— BEGIN Material for this exercise —

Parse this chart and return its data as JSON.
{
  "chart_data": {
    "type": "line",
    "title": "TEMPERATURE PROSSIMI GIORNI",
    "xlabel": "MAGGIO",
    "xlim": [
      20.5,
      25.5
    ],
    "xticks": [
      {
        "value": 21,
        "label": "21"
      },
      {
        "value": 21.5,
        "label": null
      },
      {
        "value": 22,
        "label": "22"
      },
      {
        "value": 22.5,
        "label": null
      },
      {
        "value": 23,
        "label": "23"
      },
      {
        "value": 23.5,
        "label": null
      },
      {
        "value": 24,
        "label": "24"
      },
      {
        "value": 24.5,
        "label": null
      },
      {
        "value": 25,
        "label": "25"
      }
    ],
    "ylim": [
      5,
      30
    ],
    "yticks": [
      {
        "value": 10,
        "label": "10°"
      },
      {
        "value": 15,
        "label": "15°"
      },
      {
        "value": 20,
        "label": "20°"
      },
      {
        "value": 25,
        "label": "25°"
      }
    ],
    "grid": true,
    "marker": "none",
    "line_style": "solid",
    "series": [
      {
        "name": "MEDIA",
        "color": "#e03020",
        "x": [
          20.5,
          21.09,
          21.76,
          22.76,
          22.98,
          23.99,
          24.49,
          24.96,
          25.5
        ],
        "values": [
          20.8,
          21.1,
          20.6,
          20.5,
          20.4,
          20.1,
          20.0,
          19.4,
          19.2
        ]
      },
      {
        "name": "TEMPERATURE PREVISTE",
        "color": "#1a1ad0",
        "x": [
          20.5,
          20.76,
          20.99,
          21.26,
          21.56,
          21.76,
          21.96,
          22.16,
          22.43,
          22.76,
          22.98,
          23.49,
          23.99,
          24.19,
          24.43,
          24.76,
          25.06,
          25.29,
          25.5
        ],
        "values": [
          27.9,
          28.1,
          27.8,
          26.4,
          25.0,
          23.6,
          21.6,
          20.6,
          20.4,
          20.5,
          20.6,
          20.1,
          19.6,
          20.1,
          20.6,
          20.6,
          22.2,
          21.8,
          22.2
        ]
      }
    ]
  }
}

— END Material for this exercise —

#### [What needs to be done]
Among the entries above, identify all lines with "name" and copy them.

#### [Answer to this problem]
        "name": "MEDIA",
        "name": "TEMPERATURE PREVISTE",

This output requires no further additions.